## Your instructions
Write out all the entries word for word and omit any pictures.

[Begin]

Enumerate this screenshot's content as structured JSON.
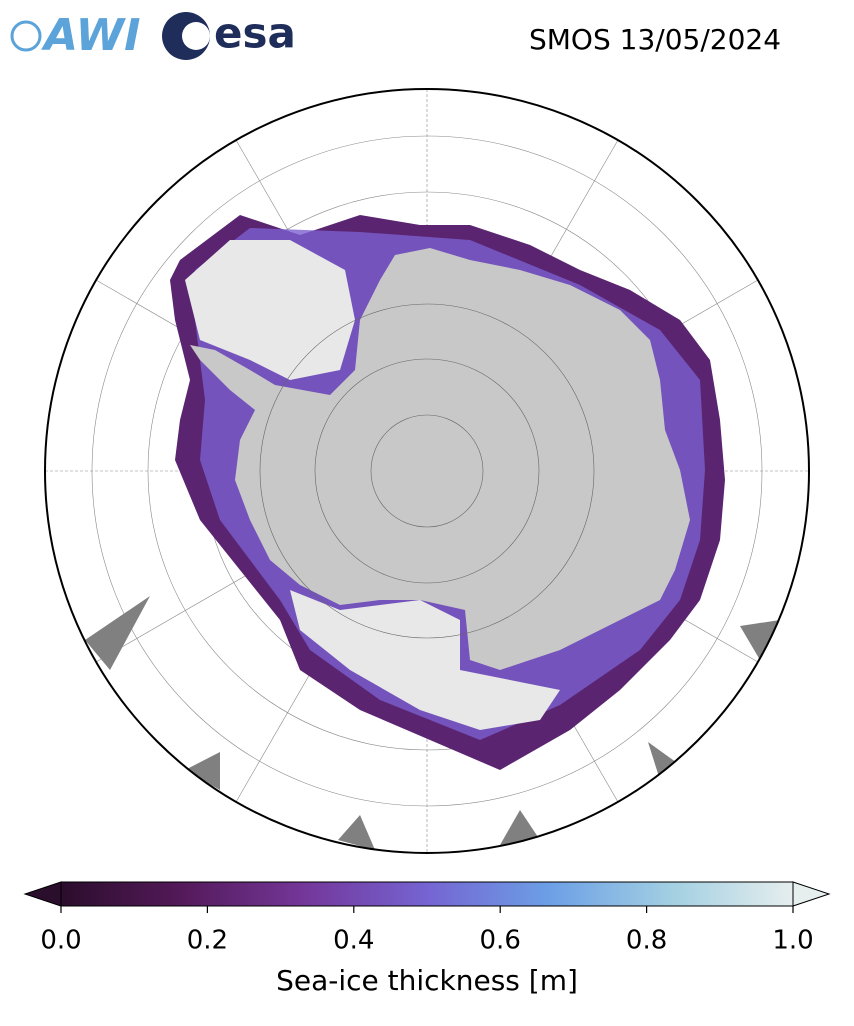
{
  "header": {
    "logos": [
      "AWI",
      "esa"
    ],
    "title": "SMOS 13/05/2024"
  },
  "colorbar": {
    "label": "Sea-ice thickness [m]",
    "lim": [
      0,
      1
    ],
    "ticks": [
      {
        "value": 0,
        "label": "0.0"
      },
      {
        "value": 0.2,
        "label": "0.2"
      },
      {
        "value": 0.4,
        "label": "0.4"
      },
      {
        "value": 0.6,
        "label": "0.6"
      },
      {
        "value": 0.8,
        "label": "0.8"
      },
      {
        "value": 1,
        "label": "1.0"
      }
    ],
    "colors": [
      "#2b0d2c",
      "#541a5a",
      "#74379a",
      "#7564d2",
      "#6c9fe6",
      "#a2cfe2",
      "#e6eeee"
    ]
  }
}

[End]

## Solution for this problem
Enumerate this screenshot's content as structured JSON.
{
  "header": {
    "logos": [
      "AWI",
      "esa"
    ],
    "title": "SMOS 13/05/2024"
  },
  "colorbar": {
    "label": "Sea-ice thickness [m]",
    "lim": [
      0,
      1
    ],
    "ticks": [
      {
        "value": 0,
        "label": "0.0"
      },
      {
        "value": 0.2,
        "label": "0.2"
      },
      {
        "value": 0.4,
        "label": "0.4"
      },
      {
        "value": 0.6,
        "label": "0.6"
      },
      {
        "value": 0.8,
        "label": "0.8"
      },
      {
        "value": 1,
        "label": "1.0"
      }
    ],
    "colors": [
      "#2b0d2c",
      "#541a5a",
      "#74379a",
      "#7564d2",
      "#6c9fe6",
      "#a2cfe2",
      "#e6eeee"
    ]
  }
}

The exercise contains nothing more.